# Records to use
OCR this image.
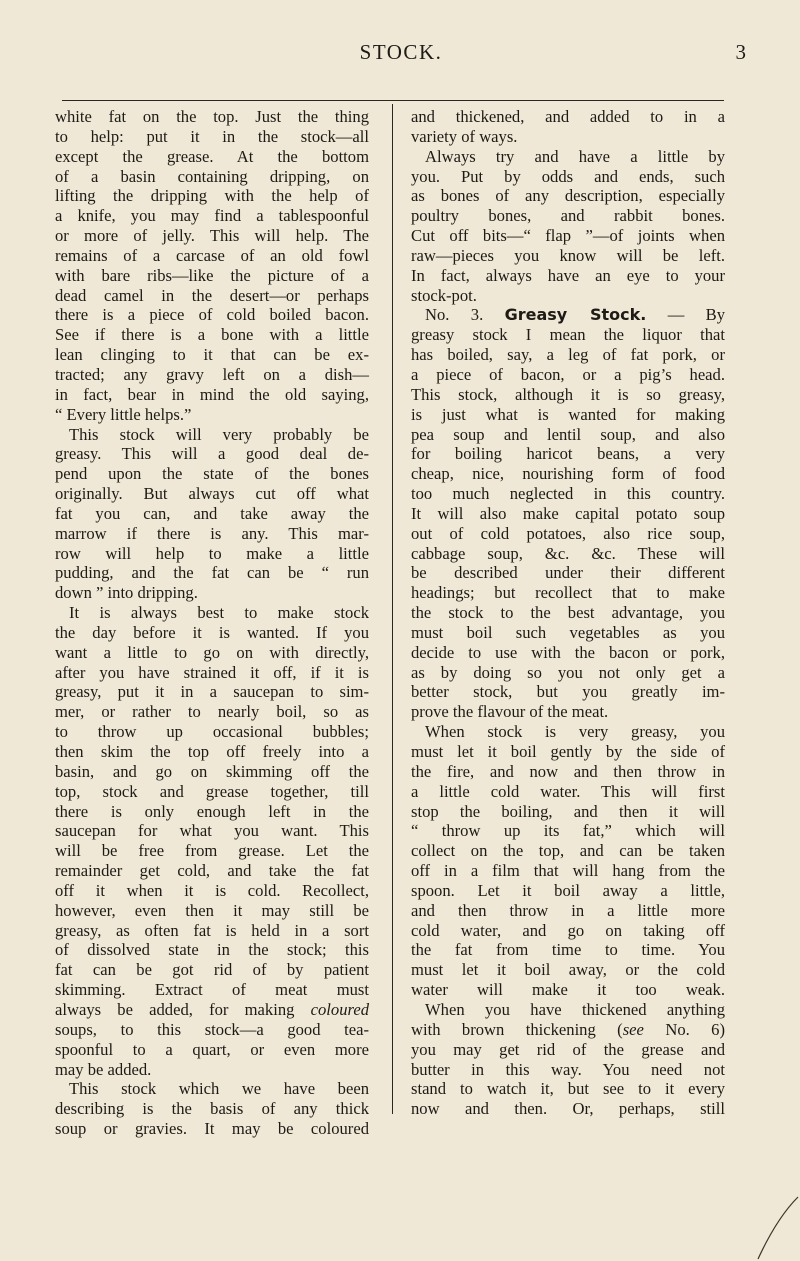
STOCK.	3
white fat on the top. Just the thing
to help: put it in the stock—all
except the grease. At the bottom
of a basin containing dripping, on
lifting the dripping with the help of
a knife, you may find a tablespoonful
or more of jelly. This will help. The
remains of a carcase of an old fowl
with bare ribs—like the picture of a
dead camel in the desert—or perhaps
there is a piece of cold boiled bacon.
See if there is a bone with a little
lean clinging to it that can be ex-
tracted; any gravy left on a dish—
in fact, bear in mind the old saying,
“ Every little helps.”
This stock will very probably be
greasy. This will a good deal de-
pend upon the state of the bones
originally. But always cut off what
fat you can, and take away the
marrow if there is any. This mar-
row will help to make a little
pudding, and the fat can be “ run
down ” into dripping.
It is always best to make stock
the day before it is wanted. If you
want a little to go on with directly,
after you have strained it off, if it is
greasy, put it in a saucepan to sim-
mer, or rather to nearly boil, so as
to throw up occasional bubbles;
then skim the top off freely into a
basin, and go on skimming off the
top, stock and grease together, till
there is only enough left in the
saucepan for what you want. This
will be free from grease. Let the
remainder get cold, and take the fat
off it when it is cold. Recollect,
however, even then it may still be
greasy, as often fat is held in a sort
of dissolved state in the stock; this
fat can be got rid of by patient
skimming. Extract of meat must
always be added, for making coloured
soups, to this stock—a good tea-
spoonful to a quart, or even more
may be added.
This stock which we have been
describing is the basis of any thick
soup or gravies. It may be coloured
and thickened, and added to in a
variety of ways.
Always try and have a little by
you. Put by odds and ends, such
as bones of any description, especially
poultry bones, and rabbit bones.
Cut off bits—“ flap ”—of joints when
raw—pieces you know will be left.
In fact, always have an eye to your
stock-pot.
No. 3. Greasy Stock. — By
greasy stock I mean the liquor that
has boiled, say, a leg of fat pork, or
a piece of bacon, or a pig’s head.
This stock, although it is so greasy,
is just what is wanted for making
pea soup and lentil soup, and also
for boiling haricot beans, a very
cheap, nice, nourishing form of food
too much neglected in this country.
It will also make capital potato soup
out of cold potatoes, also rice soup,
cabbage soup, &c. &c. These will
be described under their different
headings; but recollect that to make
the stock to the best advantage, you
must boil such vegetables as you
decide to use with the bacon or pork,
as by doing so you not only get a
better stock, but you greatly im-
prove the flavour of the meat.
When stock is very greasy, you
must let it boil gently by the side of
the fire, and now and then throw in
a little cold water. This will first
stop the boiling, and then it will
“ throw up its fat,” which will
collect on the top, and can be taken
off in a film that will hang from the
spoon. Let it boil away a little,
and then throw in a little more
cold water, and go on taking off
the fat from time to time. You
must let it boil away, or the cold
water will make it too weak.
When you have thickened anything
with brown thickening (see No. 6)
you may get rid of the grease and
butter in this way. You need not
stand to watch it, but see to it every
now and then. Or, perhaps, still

# Problem description
Determine how many lines include the word "thickened" and report that number by itself.

# Task result
2